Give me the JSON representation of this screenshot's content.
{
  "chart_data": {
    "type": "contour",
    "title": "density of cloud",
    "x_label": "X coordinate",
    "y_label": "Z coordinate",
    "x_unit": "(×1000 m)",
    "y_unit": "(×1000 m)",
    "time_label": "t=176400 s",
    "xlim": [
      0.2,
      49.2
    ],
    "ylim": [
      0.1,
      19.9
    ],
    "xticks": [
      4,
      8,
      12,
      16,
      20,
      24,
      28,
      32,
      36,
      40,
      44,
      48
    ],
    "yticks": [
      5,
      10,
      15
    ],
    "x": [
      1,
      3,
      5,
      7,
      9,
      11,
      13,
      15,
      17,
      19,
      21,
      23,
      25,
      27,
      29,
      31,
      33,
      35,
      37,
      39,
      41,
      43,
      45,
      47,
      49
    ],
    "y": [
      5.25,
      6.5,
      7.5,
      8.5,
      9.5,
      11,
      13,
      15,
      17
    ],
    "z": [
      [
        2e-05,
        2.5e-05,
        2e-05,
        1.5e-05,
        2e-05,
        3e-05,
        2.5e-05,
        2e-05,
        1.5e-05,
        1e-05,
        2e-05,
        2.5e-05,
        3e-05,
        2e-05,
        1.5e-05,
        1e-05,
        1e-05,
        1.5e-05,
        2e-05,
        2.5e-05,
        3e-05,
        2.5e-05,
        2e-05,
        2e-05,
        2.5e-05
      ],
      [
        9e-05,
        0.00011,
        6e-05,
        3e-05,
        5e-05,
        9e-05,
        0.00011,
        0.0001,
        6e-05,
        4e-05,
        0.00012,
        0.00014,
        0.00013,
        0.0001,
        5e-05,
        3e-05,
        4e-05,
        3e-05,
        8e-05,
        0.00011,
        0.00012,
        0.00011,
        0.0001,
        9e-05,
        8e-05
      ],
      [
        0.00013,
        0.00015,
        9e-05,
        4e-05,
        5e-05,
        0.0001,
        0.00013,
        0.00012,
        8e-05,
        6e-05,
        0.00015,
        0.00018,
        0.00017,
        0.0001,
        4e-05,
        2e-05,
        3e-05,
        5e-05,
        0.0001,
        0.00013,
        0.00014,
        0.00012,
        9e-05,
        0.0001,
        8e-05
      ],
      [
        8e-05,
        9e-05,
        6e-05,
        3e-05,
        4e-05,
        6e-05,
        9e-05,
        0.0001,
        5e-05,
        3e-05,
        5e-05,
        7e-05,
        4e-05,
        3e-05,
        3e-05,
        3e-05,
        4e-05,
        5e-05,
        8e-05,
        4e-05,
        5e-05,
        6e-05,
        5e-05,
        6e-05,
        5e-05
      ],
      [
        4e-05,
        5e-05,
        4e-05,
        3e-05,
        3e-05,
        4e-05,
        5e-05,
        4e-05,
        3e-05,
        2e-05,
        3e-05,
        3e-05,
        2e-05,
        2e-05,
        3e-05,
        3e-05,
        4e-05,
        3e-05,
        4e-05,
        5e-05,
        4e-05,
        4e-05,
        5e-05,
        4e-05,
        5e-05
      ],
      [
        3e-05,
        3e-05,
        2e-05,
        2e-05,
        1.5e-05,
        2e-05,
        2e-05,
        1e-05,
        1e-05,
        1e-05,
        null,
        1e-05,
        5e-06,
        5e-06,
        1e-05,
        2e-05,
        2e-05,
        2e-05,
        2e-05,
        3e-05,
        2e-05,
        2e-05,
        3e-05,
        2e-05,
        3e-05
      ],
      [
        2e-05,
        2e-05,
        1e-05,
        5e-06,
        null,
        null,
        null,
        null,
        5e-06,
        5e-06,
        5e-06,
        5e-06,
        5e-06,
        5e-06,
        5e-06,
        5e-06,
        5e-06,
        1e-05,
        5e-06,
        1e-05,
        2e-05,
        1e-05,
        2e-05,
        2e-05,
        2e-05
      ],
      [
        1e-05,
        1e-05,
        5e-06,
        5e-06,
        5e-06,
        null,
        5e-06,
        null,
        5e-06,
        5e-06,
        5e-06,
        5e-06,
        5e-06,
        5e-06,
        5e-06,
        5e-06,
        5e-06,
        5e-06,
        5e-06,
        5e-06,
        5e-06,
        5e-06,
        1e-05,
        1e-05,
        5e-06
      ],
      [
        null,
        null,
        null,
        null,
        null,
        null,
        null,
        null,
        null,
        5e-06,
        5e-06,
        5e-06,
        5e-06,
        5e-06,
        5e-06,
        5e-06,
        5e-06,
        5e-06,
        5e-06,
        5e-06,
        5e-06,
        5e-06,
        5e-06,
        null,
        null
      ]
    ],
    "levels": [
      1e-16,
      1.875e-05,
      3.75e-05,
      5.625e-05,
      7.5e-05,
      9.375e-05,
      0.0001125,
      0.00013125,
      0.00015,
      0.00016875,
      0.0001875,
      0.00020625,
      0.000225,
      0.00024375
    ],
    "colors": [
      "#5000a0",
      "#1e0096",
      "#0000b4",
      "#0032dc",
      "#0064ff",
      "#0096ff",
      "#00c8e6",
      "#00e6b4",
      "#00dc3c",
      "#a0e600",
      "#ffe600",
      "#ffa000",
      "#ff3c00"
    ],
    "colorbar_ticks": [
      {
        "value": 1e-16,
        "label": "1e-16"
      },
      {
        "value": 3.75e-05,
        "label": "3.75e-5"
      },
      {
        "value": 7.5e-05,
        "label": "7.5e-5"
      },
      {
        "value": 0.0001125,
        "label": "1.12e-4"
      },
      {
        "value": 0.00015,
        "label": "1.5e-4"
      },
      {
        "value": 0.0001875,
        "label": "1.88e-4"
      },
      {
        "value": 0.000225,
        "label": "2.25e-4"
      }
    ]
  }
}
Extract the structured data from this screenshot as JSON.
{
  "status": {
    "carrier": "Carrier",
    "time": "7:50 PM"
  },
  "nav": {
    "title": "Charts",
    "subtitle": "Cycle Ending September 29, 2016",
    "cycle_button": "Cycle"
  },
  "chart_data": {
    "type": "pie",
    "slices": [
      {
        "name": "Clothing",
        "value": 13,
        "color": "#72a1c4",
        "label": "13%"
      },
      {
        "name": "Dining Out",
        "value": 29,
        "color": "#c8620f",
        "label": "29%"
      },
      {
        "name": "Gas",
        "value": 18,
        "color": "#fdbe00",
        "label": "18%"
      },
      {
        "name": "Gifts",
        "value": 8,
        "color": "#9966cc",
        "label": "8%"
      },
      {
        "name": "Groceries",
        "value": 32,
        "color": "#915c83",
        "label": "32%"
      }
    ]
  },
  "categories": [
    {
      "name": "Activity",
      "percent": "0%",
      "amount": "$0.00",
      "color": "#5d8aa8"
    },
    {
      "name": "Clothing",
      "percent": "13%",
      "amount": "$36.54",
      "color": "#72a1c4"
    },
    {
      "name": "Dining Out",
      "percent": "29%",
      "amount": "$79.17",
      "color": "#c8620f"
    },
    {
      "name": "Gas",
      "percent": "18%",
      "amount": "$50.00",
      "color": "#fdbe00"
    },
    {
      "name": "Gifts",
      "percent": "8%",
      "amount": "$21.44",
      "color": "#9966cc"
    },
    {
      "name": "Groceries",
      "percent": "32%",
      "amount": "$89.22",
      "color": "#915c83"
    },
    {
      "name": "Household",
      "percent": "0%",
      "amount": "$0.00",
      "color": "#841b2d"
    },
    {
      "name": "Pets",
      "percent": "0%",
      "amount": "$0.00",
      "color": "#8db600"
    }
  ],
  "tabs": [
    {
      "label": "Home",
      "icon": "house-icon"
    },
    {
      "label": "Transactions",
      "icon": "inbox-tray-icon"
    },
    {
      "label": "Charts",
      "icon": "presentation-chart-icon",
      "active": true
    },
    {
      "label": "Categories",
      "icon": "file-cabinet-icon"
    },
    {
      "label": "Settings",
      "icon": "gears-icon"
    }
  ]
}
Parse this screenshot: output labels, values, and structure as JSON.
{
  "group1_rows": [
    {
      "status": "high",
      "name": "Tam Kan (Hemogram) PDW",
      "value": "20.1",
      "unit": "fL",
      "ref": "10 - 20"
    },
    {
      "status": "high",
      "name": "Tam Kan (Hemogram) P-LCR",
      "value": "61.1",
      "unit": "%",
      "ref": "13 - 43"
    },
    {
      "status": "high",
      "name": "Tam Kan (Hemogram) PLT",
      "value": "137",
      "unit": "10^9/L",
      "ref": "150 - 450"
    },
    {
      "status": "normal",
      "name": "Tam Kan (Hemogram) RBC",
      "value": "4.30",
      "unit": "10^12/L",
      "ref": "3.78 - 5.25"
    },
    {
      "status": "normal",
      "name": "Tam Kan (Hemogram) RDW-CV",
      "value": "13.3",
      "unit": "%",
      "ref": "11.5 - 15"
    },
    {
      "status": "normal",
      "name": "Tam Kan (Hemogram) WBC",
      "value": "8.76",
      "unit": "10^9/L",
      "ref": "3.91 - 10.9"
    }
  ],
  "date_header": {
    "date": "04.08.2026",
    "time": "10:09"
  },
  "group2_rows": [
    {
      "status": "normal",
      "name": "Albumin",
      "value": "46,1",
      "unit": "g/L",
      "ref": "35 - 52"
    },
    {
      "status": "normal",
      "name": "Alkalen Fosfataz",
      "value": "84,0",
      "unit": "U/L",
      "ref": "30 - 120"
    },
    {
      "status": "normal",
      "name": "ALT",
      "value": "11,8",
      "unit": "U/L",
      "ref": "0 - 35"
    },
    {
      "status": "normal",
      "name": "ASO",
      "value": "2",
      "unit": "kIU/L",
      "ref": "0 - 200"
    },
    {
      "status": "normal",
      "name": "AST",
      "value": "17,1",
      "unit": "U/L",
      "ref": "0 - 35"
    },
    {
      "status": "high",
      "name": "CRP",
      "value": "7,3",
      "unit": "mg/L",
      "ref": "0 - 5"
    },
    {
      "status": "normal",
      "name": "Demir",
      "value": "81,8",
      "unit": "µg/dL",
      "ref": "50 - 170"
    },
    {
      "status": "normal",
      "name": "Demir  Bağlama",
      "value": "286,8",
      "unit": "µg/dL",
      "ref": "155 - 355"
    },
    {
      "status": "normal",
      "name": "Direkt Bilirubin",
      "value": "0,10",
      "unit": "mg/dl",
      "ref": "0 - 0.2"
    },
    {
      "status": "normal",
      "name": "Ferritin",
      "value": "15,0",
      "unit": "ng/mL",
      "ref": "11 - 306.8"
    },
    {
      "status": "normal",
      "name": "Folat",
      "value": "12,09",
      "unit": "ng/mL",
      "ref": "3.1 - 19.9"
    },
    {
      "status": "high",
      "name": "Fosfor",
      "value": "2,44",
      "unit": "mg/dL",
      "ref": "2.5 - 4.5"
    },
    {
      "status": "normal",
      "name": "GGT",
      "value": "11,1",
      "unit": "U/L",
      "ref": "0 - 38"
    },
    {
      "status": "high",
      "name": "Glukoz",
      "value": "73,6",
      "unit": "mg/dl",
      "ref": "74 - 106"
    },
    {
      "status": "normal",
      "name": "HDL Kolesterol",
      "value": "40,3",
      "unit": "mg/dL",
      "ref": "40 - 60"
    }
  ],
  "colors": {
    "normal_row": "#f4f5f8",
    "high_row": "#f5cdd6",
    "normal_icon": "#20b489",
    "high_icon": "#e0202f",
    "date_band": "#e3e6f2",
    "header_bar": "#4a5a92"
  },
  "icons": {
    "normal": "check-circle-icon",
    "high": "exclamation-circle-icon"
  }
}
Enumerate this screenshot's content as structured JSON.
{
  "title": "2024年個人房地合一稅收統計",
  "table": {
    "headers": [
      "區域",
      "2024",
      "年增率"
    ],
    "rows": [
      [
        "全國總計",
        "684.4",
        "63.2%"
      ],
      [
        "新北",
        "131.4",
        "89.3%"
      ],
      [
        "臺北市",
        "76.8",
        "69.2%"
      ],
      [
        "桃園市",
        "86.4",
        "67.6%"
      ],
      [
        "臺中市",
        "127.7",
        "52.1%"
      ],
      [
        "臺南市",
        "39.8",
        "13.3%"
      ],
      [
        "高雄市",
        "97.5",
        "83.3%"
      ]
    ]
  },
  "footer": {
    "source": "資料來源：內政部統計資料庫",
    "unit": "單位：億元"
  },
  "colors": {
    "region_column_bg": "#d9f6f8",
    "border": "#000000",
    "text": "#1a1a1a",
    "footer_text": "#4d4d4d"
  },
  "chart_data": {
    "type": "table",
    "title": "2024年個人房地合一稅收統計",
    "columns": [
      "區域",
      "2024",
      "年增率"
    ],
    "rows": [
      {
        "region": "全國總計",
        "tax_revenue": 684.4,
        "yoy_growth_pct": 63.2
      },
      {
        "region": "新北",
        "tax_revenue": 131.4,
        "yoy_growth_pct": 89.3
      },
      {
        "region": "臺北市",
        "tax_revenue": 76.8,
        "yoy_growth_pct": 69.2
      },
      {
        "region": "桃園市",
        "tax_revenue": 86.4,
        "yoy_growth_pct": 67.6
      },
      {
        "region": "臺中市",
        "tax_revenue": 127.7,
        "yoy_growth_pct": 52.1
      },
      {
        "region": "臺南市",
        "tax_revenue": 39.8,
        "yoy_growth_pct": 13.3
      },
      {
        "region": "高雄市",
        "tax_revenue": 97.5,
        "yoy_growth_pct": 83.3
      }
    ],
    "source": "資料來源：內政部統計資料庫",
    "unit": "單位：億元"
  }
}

* **TASK INSTRUCTIONS**
Copy each line above that contains the string "circle".

* **SOLUTION TO THE PROBLEM**
    "normal": "check-circle-icon",
    "high": "exclamation-circle-icon"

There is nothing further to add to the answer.